**Task brief**
Drop the pictures from the entries below, then reproduce the rest exactly.

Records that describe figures
• • • • • • •

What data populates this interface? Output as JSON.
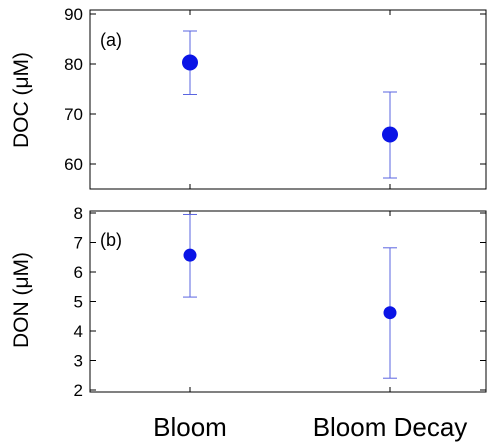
{
  "colors": {
    "marker": "#0a14e6",
    "errorbar": "#5a64e0",
    "bloom_label": "#1a8a8a",
    "decay_label": "#000000",
    "axis": "#000000"
  },
  "chart_data": [
    {
      "type": "scatter",
      "panel_label": "(a)",
      "ylabel": "DOC (μM)",
      "ylim": [
        55,
        90
      ],
      "yticks": [
        60,
        70,
        80,
        90
      ],
      "categories": [
        "Bloom",
        "Bloom Decay"
      ],
      "series": [
        {
          "values": [
            80.3,
            65.9
          ],
          "err_low": [
            73.9,
            57.2
          ],
          "err_high": [
            86.6,
            74.4
          ]
        }
      ],
      "grid": false
    },
    {
      "type": "scatter",
      "panel_label": "(b)",
      "ylabel": "DON (μM)",
      "ylim": [
        2,
        8
      ],
      "yticks": [
        2,
        3,
        4,
        5,
        6,
        7,
        8
      ],
      "categories": [
        "Bloom",
        "Bloom Decay"
      ],
      "series": [
        {
          "values": [
            6.57,
            4.62
          ],
          "err_low": [
            5.15,
            2.4
          ],
          "err_high": [
            7.95,
            6.82
          ]
        }
      ],
      "grid": false
    }
  ],
  "xaxis": {
    "labels": [
      "Bloom",
      "Bloom Decay"
    ]
  }
}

• • • • • • •

**Response for this exercise**
What data populates this interface? Output as JSON.
{
  "colors": {
    "marker": "#0a14e6",
    "errorbar": "#5a64e0",
    "bloom_label": "#1a8a8a",
    "decay_label": "#000000",
    "axis": "#000000"
  },
  "chart_data": [
    {
      "type": "scatter",
      "panel_label": "(a)",
      "ylabel": "DOC (μM)",
      "ylim": [
        55,
        90
      ],
      "yticks": [
        60,
        70,
        80,
        90
      ],
      "categories": [
        "Bloom",
        "Bloom Decay"
      ],
      "series": [
        {
          "values": [
            80.3,
            65.9
          ],
          "err_low": [
            73.9,
            57.2
          ],
          "err_high": [
            86.6,
            74.4
          ]
        }
      ],
      "grid": false
    },
    {
      "type": "scatter",
      "panel_label": "(b)",
      "ylabel": "DON (μM)",
      "ylim": [
        2,
        8
      ],
      "yticks": [
        2,
        3,
        4,
        5,
        6,
        7,
        8
      ],
      "categories": [
        "Bloom",
        "Bloom Decay"
      ],
      "series": [
        {
          "values": [
            6.57,
            4.62
          ],
          "err_low": [
            5.15,
            2.4
          ],
          "err_high": [
            7.95,
            6.82
          ]
        }
      ],
      "grid": false
    }
  ],
  "xaxis": {
    "labels": [
      "Bloom",
      "Bloom Decay"
    ]
  }
}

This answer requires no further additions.